### [課題]
**1.** プログラミング教育についての文章のうち、「これらに関して「議論の取りま」で始まり「いいですか」という子もいた。」までの部分を、「コンピュータ」を「パソコン」に入れ替えて書き直しなさい。
**2.** プログラミング教育についての文章の最後の段落で、コンピュータにはない、またはコンピュータはしないと述べられている事柄をすべて挙げなさい。
**3.** プログラミング教育についての文章を読み、次の問いに答えなさい。
(a) 在来の教科とプログラミング教育は、どのような関係にあると述べられているか。
(b) 「アンプラグド」の考え方の下では、コンピュータの代わりに何を使ってプログラミング教育を行うか。
(c) コンピュータが同じことを繰り返しているのを見た子は、先生に何をしてよいか尋ねたか。

### [本文抜粋]

これらに関して「議論の取りまとめ」は、「各教科等で育む思考力を基盤としながら『プログラミング的思考』が育まれ、『プログラミング的思考』の育成により各教科等における思考の論理性も明確となっていくという関係を考え、アナログ感覚を大事にしていくことの重要性等も踏まえながら、教育課程全体での位置付けを考えていく必要がある」としている。

このように、在来の教科とプログラミング教育は互恵的な関係にある。小学校プログラミング教育の必修化に伴い、特に新教科を立ち上げなかった理由もこの点にある。

人間とは異なるコミュニケーションを覚える

ここで、コーディングではなく「プログラミング的思考」の育成がねらいならば、必ずしもコンピュータを用いなくてもよいのではないか、との疑問が生じるのは自然なことであろう。実際、「アンプラグド」の考え方の下、コンピュータを使わずに紙と鉛筆で行うプログラミング教育も可能であり、時に効果的である。

と同時に、コンピュータでプログラミングを行うことによってこそ感得できるものもある。初めてプログラミングに挑んだ子どもたちは、よく「先生、今日はこいつ、機嫌が悪いみたい。昨日と同じようにプログラムしているのに、さっきから全然言うことをきかないんだ」などと言う。

あるいは、「先生、さっきからコンピュータはずっと同じことを繰り返してくれていて、そろそろ疲れたんじゃないかなぁ。私が命令したんだけれど、何かかわいそうになってきたので、止めていいですか」という子もいた。

コンピュータには機嫌の良し悪しはないし、疲れも飽きもしない。プログラムした通りにいつでも、またいつまでも動き続ける。そして、少しでもミスがあればまったく動かなかったり、意図したのとはすっかり異なる動作を平然と実行する。

### [保存データ]
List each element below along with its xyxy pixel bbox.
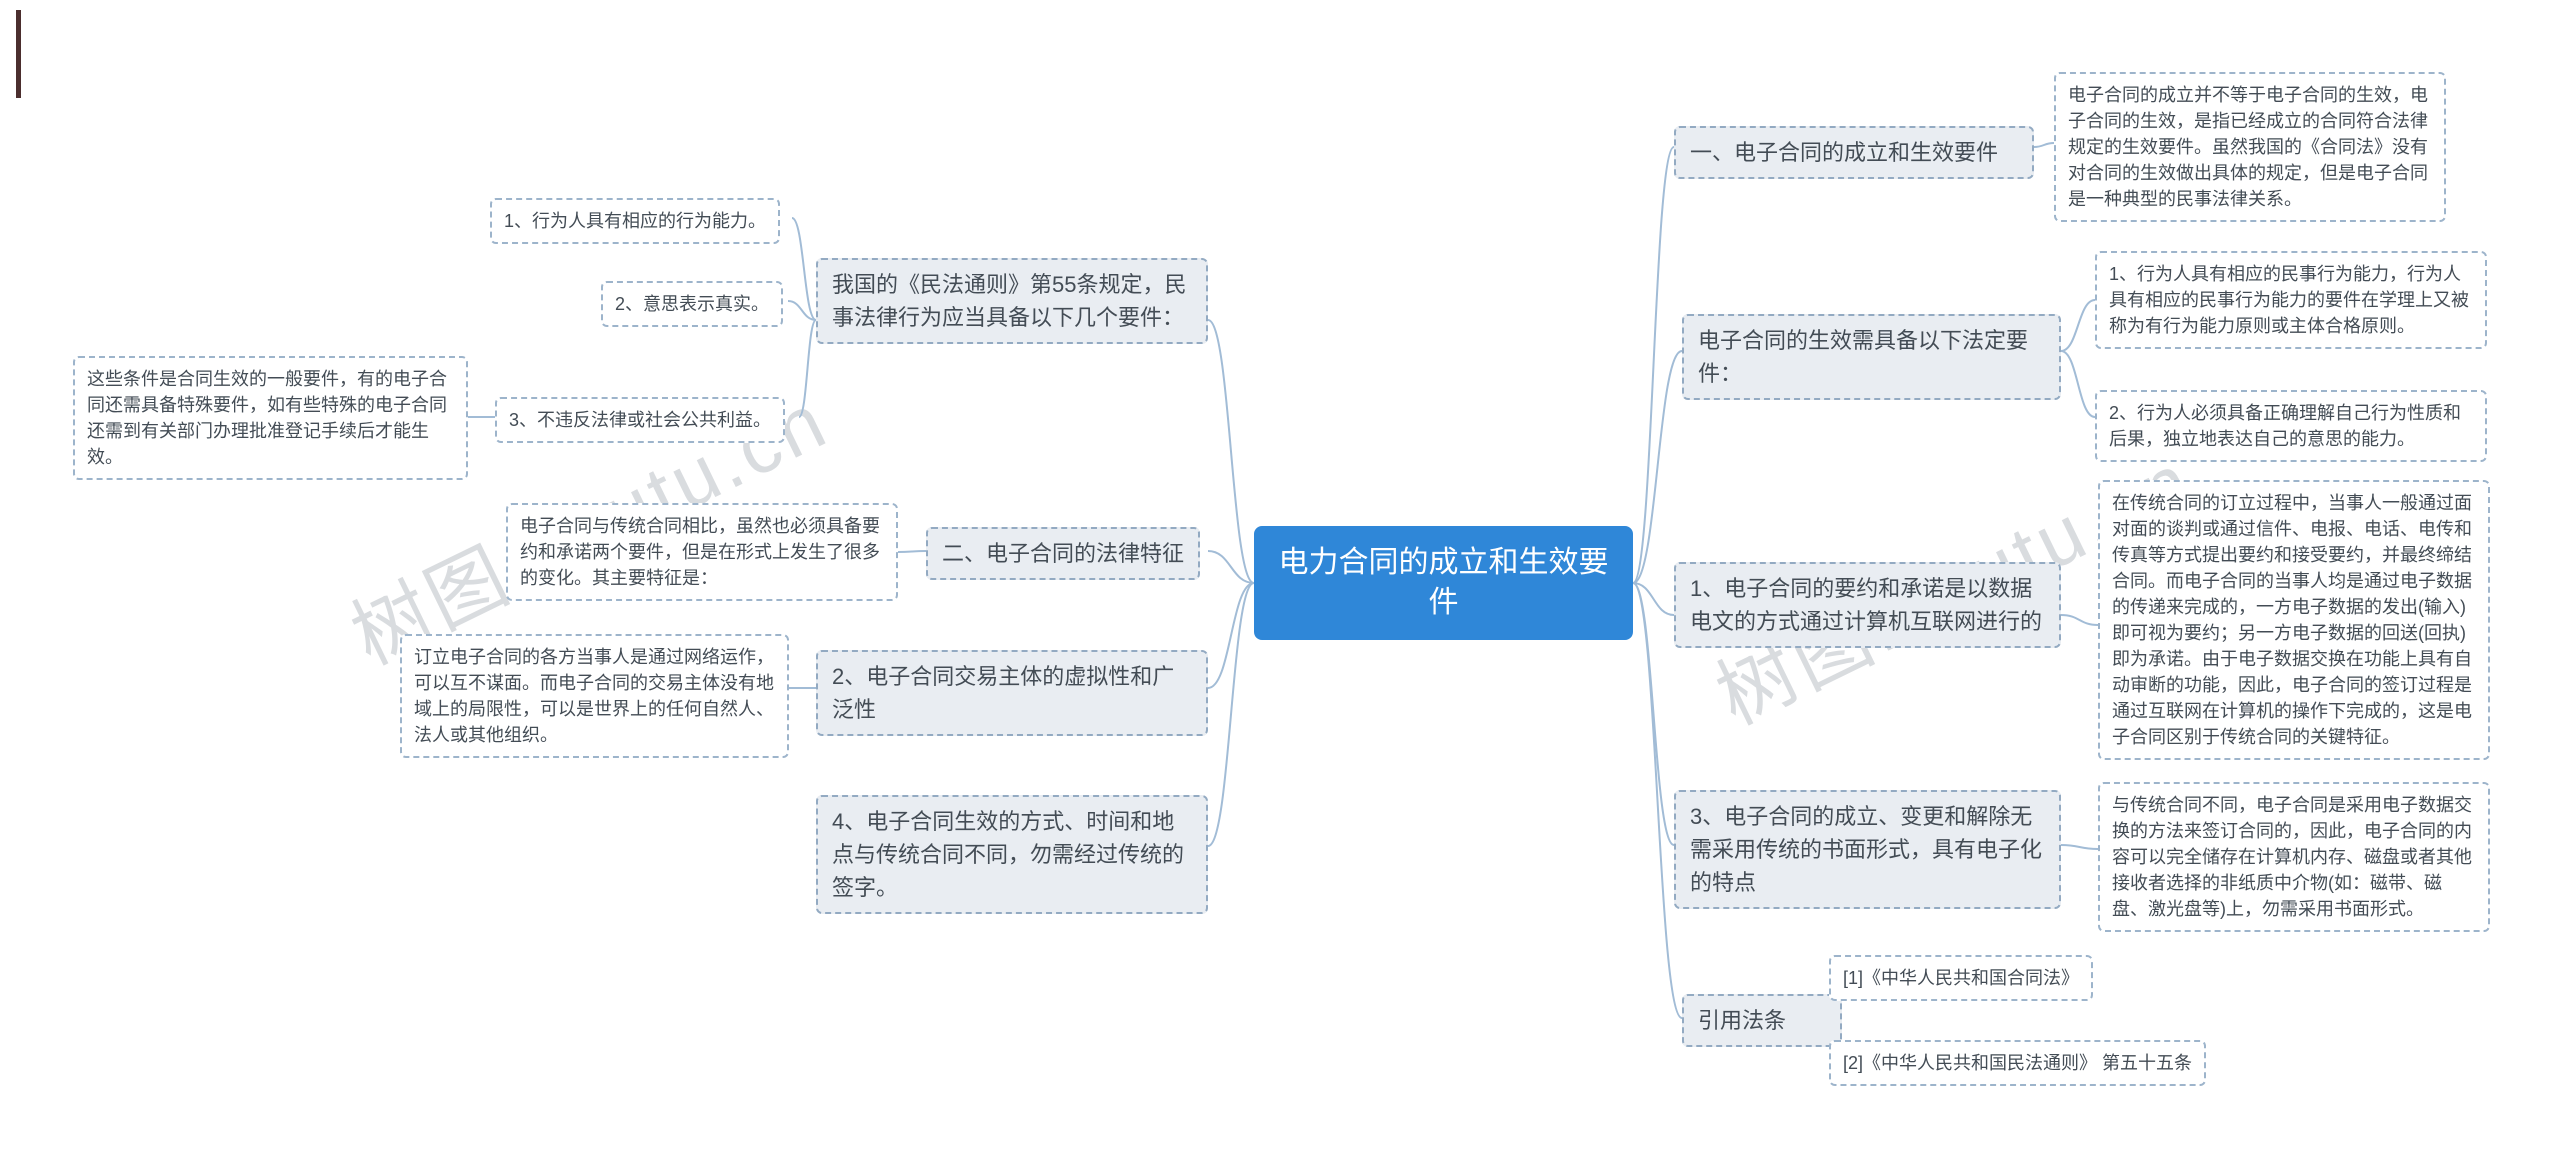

### [解答]
**1.**
これらに関して「議論の取りまとめ」は、「各教科等で育む思考力を基盤としながら『プログラミング的思考』が育まれ、『プログラミング的思考』の育成により各教科等における思考の論理性も明確となっていくという関係を考え、アナログ感覚を大事にしていくことの重要性等も踏まえながら、教育課程全体での位置付けを考えていく必要がある」としている。

このように、在来の教科とプログラミング教育は互恵的な関係にある。小学校プログラミング教育の必修化に伴い、特に新教科を立ち上げなかった理由もこの点にある。

人間とは異なるコミュニケーションを覚える

ここで、コーディングではなく「プログラミング的思考」の育成がねらいならば、必ずしもパソコンを用いなくてもよいのではないか、との疑問が生じるのは自然なことであろう。実際、「アンプラグド」の考え方の下、パソコンを使わずに紙と鉛筆で行うプログラミング教育も可能であり、時に効果的である。

と同時に、パソコンでプログラミングを行うことによってこそ感得できるものもある。初めてプログラミングに挑んだ子どもたちは、よく「先生、今日はこいつ、機嫌が悪いみたい。昨日と同じようにプログラムしているのに、さっきから全然言うことをきかないんだ」などと言う。

あるいは、「先生、さっきからパソコンはずっと同じことを繰り返してくれていて、そろそろ疲れたんじゃないかなぁ。私が命令したんだけれど、何かかわいそうになってきたので、止めていいですか」という子もいた。

**2.**
機嫌の良し悪し
疲れ
飽き

**3.**
(a) 互恵的な関係
(b) 紙と鉛筆
(c) コンピュータを止めること